Filter the listing and keep only the lines with the word "Professor".
[start]
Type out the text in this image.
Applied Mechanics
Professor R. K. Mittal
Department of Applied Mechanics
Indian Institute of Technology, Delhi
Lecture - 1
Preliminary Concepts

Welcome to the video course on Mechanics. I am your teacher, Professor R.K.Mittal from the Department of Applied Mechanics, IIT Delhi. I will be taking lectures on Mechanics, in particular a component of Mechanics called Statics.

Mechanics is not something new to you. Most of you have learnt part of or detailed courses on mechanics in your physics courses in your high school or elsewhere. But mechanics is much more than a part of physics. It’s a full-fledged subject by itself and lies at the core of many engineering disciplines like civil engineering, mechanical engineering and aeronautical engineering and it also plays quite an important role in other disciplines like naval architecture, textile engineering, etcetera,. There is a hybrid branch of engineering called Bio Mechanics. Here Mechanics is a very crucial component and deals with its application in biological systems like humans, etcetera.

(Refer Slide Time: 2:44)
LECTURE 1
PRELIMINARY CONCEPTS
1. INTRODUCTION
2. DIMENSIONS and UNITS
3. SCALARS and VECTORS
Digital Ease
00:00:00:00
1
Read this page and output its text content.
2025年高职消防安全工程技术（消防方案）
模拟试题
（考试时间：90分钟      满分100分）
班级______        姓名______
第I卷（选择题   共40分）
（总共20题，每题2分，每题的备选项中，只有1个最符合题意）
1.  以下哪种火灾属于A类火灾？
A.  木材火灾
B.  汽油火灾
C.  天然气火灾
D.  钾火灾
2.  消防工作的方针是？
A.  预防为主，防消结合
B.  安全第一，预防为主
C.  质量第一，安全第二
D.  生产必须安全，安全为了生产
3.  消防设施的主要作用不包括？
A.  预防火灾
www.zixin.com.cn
[end]
* Result of the task
Professor R. K. Mittal
Welcome to the video course on Mechanics. I am your teacher, Professor R.K.Mittal from the Department of Applied Mechanics, IIT Delhi. I will be taking lectures on Mechanics, in particular a component of Mechanics called Statics.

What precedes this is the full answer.